ENTRIES PROVIDED:
━━━━━━━━━━━━━━━━
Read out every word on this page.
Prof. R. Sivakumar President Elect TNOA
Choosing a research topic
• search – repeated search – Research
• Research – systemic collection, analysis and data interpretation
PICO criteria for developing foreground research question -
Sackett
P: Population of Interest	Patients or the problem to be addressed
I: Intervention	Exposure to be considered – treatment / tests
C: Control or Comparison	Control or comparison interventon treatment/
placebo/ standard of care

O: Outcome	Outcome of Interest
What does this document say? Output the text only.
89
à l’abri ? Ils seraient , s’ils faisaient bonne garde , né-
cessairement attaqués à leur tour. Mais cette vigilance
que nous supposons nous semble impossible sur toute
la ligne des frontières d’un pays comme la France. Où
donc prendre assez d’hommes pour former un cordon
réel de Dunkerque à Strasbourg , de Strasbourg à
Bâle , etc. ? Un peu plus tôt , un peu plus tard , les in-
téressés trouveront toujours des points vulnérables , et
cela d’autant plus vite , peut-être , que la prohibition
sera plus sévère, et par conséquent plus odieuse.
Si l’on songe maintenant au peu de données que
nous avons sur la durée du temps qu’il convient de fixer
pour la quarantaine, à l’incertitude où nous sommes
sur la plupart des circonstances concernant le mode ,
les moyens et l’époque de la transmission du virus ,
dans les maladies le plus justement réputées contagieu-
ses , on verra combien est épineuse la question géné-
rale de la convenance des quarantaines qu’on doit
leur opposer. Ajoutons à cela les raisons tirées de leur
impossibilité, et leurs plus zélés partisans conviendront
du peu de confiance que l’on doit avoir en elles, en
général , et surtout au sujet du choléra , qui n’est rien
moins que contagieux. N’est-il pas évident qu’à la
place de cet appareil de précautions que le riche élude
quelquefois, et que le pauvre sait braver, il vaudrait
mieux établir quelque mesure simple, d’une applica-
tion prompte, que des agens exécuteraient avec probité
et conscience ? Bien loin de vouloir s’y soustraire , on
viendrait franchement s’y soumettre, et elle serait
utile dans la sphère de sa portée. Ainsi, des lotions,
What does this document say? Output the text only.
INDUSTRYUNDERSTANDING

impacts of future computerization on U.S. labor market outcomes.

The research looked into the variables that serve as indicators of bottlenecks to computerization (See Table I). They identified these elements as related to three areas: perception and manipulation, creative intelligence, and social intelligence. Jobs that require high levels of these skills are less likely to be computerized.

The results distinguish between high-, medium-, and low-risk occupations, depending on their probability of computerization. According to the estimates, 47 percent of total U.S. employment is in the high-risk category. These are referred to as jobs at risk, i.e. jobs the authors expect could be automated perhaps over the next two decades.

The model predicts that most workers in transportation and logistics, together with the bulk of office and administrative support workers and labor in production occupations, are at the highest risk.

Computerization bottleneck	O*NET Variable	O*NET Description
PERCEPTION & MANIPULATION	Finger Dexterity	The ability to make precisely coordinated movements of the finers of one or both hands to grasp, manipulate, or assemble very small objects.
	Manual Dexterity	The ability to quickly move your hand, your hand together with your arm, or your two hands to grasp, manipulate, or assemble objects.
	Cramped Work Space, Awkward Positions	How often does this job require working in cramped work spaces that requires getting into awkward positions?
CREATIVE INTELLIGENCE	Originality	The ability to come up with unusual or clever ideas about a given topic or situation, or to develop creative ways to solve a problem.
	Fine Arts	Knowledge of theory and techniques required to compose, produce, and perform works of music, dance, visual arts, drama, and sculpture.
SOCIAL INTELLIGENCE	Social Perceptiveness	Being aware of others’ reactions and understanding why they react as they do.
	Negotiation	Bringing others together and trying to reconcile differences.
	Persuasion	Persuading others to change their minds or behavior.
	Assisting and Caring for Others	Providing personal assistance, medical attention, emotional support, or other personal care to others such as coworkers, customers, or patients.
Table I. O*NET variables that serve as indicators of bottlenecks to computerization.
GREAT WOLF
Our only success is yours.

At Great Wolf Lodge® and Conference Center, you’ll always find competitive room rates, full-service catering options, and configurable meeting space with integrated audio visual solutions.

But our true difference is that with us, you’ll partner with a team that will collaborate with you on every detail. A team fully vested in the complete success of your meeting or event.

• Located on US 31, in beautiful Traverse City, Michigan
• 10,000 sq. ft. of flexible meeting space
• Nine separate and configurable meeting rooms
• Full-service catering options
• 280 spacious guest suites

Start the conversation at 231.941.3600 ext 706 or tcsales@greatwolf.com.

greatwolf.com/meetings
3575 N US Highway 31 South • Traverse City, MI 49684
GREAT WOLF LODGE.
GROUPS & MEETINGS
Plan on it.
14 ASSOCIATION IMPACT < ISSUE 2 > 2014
━━━━━━━━━━━━━━━━
WHAT IS BEING ASKED: Extract each record, keeping it identical to the original.

RESPONSE:
Read out every word on this page.
Prof. R. Sivakumar President Elect TNOA
Choosing a research topic
• search – repeated search – Research
• Research – systemic collection, analysis and data interpretation
PICO criteria for developing foreground research question -
Sackett
P: Population of Interest	Patients or the problem to be addressed
I: Intervention	Exposure to be considered – treatment / tests
C: Control or Comparison	Control or comparison interventon treatment/
placebo/ standard of care

O: Outcome	Outcome of Interest
What does this document say? Output the text only.
89
à l’abri ? Ils seraient , s’ils faisaient bonne garde , né-
cessairement attaqués à leur tour. Mais cette vigilance
que nous supposons nous semble impossible sur toute
la ligne des frontières d’un pays comme la France. Où
donc prendre assez d’hommes pour former un cordon
réel de Dunkerque à Strasbourg , de Strasbourg à
Bâle , etc. ? Un peu plus tôt , un peu plus tard , les in-
téressés trouveront toujours des points vulnérables , et
cela d’autant plus vite , peut-être , que la prohibition
sera plus sévère, et par conséquent plus odieuse.
Si l’on songe maintenant au peu de données que
nous avons sur la durée du temps qu’il convient de fixer
pour la quarantaine, à l’incertitude où nous sommes
sur la plupart des circonstances concernant le mode ,
les moyens et l’époque de la transmission du virus ,
dans les maladies le plus justement réputées contagieu-
ses , on verra combien est épineuse la question géné-
rale de la convenance des quarantaines qu’on doit
leur opposer. Ajoutons à cela les raisons tirées de leur
impossibilité, et leurs plus zélés partisans conviendront
du peu de confiance que l’on doit avoir en elles, en
général , et surtout au sujet du choléra , qui n’est rien
moins que contagieux. N’est-il pas évident qu’à la
place de cet appareil de précautions que le riche élude
quelquefois, et que le pauvre sait braver, il vaudrait
mieux établir quelque mesure simple, d’une applica-
tion prompte, que des agens exécuteraient avec probité
et conscience ? Bien loin de vouloir s’y soustraire , on
viendrait franchement s’y soumettre, et elle serait
utile dans la sphère de sa portée. Ainsi, des lotions,
What does this document say? Output the text only.
INDUSTRYUNDERSTANDING

impacts of future computerization on U.S. labor market outcomes.

The research looked into the variables that serve as indicators of bottlenecks to computerization (See Table I). They identified these elements as related to three areas: perception and manipulation, creative intelligence, and social intelligence. Jobs that require high levels of these skills are less likely to be computerized.

The results distinguish between high-, medium-, and low-risk occupations, depending on their probability of computerization. According to the estimates, 47 percent of total U.S. employment is in the high-risk category. These are referred to as jobs at risk, i.e. jobs the authors expect could be automated perhaps over the next two decades.

The model predicts that most workers in transportation and logistics, together with the bulk of office and administrative support workers and labor in production occupations, are at the highest risk.

Computerization bottleneck	O*NET Variable	O*NET Description
PERCEPTION & MANIPULATION	Finger Dexterity	The ability to make precisely coordinated movements of the finers of one or both hands to grasp, manipulate, or assemble very small objects.
	Manual Dexterity	The ability to quickly move your hand, your hand together with your arm, or your two hands to grasp, manipulate, or assemble objects.
	Cramped Work Space, Awkward Positions	How often does this job require working in cramped work spaces that requires getting into awkward positions?
CREATIVE INTELLIGENCE	Originality	The ability to come up with unusual or clever ideas about a given topic or situation, or to develop creative ways to solve a problem.
	Fine Arts	Knowledge of theory and techniques required to compose, produce, and perform works of music, dance, visual arts, drama, and sculpture.
SOCIAL INTELLIGENCE	Social Perceptiveness	Being aware of others’ reactions and understanding why they react as they do.
	Negotiation	Bringing others together and trying to reconcile differences.
	Persuasion	Persuading others to change their minds or behavior.
	Assisting and Caring for Others	Providing personal assistance, medical attention, emotional support, or other personal care to others such as coworkers, customers, or patients.
Table I. O*NET variables that serve as indicators of bottlenecks to computerization.
GREAT WOLF
Our only success is yours.

At Great Wolf Lodge® and Conference Center, you’ll always find competitive room rates, full-service catering options, and configurable meeting space with integrated audio visual solutions.

But our true difference is that with us, you’ll partner with a team that will collaborate with you on every detail. A team fully vested in the complete success of your meeting or event.

• Located on US 31, in beautiful Traverse City, Michigan
• 10,000 sq. ft. of flexible meeting space
• Nine separate and configurable meeting rooms
• Full-service catering options
• 280 spacious guest suites

Start the conversation at 231.941.3600 ext 706 or tcsales@greatwolf.com.

greatwolf.com/meetings
3575 N US Highway 31 South • Traverse City, MI 49684
GREAT WOLF LODGE.
GROUPS & MEETINGS
Plan on it.
14 ASSOCIATION IMPACT < ISSUE 2 > 2014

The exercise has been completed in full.